▽

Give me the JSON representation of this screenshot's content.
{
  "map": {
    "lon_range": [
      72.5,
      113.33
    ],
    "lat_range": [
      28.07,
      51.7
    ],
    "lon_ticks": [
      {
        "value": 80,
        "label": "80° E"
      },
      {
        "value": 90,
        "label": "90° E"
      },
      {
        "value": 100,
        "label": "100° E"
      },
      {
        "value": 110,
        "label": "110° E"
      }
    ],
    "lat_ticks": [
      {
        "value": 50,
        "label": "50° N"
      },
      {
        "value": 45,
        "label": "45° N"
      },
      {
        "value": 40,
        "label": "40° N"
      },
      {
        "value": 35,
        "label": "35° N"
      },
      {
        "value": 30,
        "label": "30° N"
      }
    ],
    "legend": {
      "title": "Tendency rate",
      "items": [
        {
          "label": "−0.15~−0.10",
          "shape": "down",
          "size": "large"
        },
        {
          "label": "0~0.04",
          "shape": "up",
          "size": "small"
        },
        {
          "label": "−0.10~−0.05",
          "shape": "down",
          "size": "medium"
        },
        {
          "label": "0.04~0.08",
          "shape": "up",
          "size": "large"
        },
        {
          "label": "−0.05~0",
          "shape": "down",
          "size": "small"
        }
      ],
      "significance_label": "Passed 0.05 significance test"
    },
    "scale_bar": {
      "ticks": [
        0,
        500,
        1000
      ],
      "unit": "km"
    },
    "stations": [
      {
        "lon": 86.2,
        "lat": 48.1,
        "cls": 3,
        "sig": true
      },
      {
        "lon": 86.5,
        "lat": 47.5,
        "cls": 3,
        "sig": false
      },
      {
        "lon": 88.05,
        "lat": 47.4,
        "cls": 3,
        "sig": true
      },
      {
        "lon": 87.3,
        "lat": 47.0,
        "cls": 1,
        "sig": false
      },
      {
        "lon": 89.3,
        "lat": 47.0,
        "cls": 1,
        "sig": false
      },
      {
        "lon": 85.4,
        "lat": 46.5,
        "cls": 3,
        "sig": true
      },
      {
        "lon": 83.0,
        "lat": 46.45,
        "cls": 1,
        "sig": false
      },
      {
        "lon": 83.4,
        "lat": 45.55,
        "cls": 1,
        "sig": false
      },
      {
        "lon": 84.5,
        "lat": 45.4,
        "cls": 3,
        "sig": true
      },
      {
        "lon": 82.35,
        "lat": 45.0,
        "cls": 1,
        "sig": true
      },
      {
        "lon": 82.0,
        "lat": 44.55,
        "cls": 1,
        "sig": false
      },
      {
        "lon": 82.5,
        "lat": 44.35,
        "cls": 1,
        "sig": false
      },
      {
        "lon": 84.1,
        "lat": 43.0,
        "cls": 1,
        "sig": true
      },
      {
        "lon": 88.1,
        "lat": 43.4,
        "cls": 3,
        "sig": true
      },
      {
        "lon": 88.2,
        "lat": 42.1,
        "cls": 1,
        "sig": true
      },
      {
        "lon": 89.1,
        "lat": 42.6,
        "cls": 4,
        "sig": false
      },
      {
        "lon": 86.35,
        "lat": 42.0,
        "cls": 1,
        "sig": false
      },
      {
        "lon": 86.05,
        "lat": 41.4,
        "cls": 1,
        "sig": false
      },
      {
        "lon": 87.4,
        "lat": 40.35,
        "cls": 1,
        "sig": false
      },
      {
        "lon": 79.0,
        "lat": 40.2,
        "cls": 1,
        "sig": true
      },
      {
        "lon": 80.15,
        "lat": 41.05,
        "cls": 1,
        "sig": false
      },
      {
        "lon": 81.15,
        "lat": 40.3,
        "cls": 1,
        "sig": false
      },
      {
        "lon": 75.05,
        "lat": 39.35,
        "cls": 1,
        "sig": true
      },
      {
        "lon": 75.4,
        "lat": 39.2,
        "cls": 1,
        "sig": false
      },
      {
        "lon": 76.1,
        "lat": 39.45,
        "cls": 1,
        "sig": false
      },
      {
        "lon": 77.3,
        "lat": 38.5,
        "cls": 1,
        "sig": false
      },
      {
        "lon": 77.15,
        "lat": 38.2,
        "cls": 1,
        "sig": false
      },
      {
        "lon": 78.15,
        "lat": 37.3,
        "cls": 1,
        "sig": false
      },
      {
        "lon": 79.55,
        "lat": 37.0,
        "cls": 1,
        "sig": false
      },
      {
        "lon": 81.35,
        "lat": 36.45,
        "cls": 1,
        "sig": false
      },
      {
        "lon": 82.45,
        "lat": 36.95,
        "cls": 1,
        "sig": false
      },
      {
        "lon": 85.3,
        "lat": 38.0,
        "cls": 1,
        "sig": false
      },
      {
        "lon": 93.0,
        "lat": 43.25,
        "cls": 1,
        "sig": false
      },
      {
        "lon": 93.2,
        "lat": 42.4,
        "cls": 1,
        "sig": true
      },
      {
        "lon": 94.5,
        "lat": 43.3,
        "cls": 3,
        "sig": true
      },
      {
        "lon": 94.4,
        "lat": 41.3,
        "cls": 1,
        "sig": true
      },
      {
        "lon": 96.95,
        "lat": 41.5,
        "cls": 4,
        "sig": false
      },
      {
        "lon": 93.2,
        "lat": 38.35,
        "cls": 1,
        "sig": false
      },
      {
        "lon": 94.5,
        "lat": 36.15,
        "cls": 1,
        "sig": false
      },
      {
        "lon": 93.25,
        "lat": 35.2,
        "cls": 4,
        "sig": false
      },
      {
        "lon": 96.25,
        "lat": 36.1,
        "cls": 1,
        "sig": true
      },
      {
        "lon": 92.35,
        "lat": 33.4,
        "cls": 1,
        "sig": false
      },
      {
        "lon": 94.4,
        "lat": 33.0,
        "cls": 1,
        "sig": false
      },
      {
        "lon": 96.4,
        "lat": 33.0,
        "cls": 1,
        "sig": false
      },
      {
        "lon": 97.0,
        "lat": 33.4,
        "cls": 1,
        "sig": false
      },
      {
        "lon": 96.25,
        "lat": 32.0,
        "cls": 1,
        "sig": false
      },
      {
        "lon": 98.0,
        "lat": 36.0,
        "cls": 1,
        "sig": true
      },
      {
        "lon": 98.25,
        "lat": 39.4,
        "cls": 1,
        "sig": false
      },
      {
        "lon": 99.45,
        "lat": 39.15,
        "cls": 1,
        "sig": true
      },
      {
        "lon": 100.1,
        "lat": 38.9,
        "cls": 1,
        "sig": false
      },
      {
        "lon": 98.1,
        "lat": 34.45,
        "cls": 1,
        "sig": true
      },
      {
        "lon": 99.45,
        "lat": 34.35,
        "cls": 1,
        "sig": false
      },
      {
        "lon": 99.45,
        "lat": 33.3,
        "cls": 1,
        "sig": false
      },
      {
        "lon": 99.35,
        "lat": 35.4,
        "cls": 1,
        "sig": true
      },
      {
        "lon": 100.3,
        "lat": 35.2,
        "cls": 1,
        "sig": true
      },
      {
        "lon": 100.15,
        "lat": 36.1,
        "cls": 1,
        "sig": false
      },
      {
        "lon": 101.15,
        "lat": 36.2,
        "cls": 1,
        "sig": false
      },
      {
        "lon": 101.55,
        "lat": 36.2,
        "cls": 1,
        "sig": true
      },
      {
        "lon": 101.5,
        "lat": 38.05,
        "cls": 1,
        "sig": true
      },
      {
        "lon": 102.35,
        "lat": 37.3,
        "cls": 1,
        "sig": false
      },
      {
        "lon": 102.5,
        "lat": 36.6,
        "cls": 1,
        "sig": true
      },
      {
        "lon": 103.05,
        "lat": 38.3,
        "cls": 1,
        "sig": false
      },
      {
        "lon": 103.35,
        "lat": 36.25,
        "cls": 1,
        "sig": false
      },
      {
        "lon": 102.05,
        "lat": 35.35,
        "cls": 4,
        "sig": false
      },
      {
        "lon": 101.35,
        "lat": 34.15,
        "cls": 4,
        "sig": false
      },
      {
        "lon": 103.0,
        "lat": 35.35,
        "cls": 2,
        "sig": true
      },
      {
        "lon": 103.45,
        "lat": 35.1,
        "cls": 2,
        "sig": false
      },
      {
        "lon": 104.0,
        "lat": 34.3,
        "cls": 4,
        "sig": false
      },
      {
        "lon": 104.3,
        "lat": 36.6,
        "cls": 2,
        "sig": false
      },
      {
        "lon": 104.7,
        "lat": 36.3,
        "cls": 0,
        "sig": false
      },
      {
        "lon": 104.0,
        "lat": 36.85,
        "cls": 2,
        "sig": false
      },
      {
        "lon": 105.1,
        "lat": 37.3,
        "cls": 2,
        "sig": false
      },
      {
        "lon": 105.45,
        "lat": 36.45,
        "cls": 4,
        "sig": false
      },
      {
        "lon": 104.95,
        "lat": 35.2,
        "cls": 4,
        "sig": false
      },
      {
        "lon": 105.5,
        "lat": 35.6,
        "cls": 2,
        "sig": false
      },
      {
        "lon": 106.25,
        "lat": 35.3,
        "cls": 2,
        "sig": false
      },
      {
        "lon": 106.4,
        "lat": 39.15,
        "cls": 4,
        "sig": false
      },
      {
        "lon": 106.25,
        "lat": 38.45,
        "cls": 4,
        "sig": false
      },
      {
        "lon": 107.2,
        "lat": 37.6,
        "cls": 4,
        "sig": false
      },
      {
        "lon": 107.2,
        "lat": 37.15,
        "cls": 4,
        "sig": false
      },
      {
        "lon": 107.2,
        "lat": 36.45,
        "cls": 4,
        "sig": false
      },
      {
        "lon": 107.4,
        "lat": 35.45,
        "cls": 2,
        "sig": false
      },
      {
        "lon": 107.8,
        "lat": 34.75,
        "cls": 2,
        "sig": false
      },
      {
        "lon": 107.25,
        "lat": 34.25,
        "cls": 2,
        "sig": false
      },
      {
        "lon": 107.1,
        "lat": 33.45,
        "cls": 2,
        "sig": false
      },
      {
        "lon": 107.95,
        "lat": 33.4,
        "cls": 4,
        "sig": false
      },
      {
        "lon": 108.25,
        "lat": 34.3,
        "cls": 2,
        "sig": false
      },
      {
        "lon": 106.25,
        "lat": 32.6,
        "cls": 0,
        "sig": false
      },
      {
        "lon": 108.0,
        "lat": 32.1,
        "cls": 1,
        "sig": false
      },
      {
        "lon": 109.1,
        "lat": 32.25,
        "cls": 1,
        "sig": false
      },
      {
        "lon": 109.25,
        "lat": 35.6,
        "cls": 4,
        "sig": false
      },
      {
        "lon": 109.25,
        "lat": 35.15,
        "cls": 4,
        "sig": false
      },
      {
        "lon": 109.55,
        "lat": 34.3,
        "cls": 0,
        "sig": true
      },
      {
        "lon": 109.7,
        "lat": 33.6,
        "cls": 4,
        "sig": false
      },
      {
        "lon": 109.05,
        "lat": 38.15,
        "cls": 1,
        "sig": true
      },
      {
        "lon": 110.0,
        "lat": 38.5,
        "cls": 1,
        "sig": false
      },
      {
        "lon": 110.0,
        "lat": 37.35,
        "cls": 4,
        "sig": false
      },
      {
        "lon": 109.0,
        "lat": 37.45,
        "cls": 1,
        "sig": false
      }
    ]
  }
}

△

Select and copy every line of the listing with the word "value".

        "value": 80,
        "value": 90,
        "value": 100,
        "value": 110,
        "value": 50,
        "value": 45,
        "value": 40,
        "value": 35,
        "value": 30,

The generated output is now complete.